** START Data for this task **

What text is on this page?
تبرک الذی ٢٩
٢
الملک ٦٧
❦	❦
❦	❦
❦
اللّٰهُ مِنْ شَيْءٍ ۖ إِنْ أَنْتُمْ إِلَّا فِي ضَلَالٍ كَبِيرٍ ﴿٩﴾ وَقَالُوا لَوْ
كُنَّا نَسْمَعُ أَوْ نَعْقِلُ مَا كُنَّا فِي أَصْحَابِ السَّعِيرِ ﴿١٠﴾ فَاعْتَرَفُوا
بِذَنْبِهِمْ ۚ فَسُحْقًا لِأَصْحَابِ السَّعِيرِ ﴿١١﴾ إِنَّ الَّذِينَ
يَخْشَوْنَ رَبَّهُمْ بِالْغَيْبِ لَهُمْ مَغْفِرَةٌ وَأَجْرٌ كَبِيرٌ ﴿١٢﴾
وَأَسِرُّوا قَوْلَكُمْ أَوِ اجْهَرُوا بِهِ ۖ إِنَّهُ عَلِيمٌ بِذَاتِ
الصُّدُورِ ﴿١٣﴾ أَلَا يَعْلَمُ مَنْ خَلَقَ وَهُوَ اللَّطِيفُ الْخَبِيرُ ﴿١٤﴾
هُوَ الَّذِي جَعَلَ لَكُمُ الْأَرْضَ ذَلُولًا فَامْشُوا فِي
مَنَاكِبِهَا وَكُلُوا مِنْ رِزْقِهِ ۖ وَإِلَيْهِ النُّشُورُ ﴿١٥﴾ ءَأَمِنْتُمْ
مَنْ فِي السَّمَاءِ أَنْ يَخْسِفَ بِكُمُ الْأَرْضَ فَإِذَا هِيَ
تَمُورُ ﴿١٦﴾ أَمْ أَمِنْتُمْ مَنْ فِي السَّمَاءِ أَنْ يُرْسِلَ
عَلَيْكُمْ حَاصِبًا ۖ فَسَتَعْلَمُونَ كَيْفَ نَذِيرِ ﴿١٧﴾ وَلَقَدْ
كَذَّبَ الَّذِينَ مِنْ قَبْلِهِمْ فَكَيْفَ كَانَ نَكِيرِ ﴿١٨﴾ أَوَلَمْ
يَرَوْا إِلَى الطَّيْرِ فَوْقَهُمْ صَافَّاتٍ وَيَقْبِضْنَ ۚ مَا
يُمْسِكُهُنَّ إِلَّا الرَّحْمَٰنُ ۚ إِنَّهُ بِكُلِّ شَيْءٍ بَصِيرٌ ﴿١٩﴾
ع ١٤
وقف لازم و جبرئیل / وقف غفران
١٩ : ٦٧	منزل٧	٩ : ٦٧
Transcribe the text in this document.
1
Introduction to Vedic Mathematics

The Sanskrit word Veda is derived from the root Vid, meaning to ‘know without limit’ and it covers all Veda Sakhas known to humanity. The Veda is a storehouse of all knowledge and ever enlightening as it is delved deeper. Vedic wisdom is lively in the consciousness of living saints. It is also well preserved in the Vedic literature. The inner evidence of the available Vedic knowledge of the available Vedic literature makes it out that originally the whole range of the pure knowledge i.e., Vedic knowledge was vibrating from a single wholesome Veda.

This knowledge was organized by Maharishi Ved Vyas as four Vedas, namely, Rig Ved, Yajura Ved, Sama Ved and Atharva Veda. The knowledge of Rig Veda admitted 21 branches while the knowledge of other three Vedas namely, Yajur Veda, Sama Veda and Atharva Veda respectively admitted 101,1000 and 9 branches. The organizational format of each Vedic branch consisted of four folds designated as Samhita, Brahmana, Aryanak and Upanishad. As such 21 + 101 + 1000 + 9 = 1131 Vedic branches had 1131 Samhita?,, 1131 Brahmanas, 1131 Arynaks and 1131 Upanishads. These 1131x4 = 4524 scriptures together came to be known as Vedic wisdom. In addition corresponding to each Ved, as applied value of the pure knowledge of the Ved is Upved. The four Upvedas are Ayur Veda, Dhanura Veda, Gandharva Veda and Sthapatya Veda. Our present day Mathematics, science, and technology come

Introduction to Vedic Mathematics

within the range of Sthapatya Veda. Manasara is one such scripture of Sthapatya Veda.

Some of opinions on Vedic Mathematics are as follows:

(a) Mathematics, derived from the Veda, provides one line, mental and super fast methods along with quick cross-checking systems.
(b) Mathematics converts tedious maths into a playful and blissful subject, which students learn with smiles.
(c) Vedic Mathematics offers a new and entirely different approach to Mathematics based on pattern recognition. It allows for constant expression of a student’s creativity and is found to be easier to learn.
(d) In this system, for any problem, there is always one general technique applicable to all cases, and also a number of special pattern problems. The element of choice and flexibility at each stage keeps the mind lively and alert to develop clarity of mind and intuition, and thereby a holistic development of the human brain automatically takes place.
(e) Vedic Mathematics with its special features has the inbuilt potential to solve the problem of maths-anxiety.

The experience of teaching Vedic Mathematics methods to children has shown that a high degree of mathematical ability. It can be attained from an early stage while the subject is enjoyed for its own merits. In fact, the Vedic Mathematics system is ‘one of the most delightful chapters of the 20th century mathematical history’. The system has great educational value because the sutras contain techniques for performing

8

** END Data for this task **

* **Problem to solve**
Word for word, extract all the records.

* **Exercise answer**
What text is on this page?
تبرک الذی ٢٩
٢
الملک ٦٧
❦	❦
❦	❦
❦
اللّٰهُ مِنْ شَيْءٍ ۖ إِنْ أَنْتُمْ إِلَّا فِي ضَلَالٍ كَبِيرٍ ﴿٩﴾ وَقَالُوا لَوْ
كُنَّا نَسْمَعُ أَوْ نَعْقِلُ مَا كُنَّا فِي أَصْحَابِ السَّعِيرِ ﴿١٠﴾ فَاعْتَرَفُوا
بِذَنْبِهِمْ ۚ فَسُحْقًا لِأَصْحَابِ السَّعِيرِ ﴿١١﴾ إِنَّ الَّذِينَ
يَخْشَوْنَ رَبَّهُمْ بِالْغَيْبِ لَهُمْ مَغْفِرَةٌ وَأَجْرٌ كَبِيرٌ ﴿١٢﴾
وَأَسِرُّوا قَوْلَكُمْ أَوِ اجْهَرُوا بِهِ ۖ إِنَّهُ عَلِيمٌ بِذَاتِ
الصُّدُورِ ﴿١٣﴾ أَلَا يَعْلَمُ مَنْ خَلَقَ وَهُوَ اللَّطِيفُ الْخَبِيرُ ﴿١٤﴾
هُوَ الَّذِي جَعَلَ لَكُمُ الْأَرْضَ ذَلُولًا فَامْشُوا فِي
مَنَاكِبِهَا وَكُلُوا مِنْ رِزْقِهِ ۖ وَإِلَيْهِ النُّشُورُ ﴿١٥﴾ ءَأَمِنْتُمْ
مَنْ فِي السَّمَاءِ أَنْ يَخْسِفَ بِكُمُ الْأَرْضَ فَإِذَا هِيَ
تَمُورُ ﴿١٦﴾ أَمْ أَمِنْتُمْ مَنْ فِي السَّمَاءِ أَنْ يُرْسِلَ
عَلَيْكُمْ حَاصِبًا ۖ فَسَتَعْلَمُونَ كَيْفَ نَذِيرِ ﴿١٧﴾ وَلَقَدْ
كَذَّبَ الَّذِينَ مِنْ قَبْلِهِمْ فَكَيْفَ كَانَ نَكِيرِ ﴿١٨﴾ أَوَلَمْ
يَرَوْا إِلَى الطَّيْرِ فَوْقَهُمْ صَافَّاتٍ وَيَقْبِضْنَ ۚ مَا
يُمْسِكُهُنَّ إِلَّا الرَّحْمَٰنُ ۚ إِنَّهُ بِكُلِّ شَيْءٍ بَصِيرٌ ﴿١٩﴾
ع ١٤
وقف لازم و جبرئیل / وقف غفران
١٩ : ٦٧	منزل٧	٩ : ٦٧
Transcribe the text in this document.
1
Introduction to Vedic Mathematics

The Sanskrit word Veda is derived from the root Vid, meaning to ‘know without limit’ and it covers all Veda Sakhas known to humanity. The Veda is a storehouse of all knowledge and ever enlightening as it is delved deeper. Vedic wisdom is lively in the consciousness of living saints. It is also well preserved in the Vedic literature. The inner evidence of the available Vedic knowledge of the available Vedic literature makes it out that originally the whole range of the pure knowledge i.e., Vedic knowledge was vibrating from a single wholesome Veda.

This knowledge was organized by Maharishi Ved Vyas as four Vedas, namely, Rig Ved, Yajura Ved, Sama Ved and Atharva Veda. The knowledge of Rig Veda admitted 21 branches while the knowledge of other three Vedas namely, Yajur Veda, Sama Veda and Atharva Veda respectively admitted 101,1000 and 9 branches. The organizational format of each Vedic branch consisted of four folds designated as Samhita, Brahmana, Aryanak and Upanishad. As such 21 + 101 + 1000 + 9 = 1131 Vedic branches had 1131 Samhita?,, 1131 Brahmanas, 1131 Arynaks and 1131 Upanishads. These 1131x4 = 4524 scriptures together came to be known as Vedic wisdom. In addition corresponding to each Ved, as applied value of the pure knowledge of the Ved is Upved. The four Upvedas are Ayur Veda, Dhanura Veda, Gandharva Veda and Sthapatya Veda. Our present day Mathematics, science, and technology come

Introduction to Vedic Mathematics

within the range of Sthapatya Veda. Manasara is one such scripture of Sthapatya Veda.

Some of opinions on Vedic Mathematics are as follows:

(a) Mathematics, derived from the Veda, provides one line, mental and super fast methods along with quick cross-checking systems.
(b) Mathematics converts tedious maths into a playful and blissful subject, which students learn with smiles.
(c) Vedic Mathematics offers a new and entirely different approach to Mathematics based on pattern recognition. It allows for constant expression of a student’s creativity and is found to be easier to learn.
(d) In this system, for any problem, there is always one general technique applicable to all cases, and also a number of special pattern problems. The element of choice and flexibility at each stage keeps the mind lively and alert to develop clarity of mind and intuition, and thereby a holistic development of the human brain automatically takes place.
(e) Vedic Mathematics with its special features has the inbuilt potential to solve the problem of maths-anxiety.

The experience of teaching Vedic Mathematics methods to children has shown that a high degree of mathematical ability. It can be attained from an early stage while the subject is enjoyed for its own merits. In fact, the Vedic Mathematics system is ‘one of the most delightful chapters of the 20th century mathematical history’. The system has great educational value because the sutras contain techniques for performing

8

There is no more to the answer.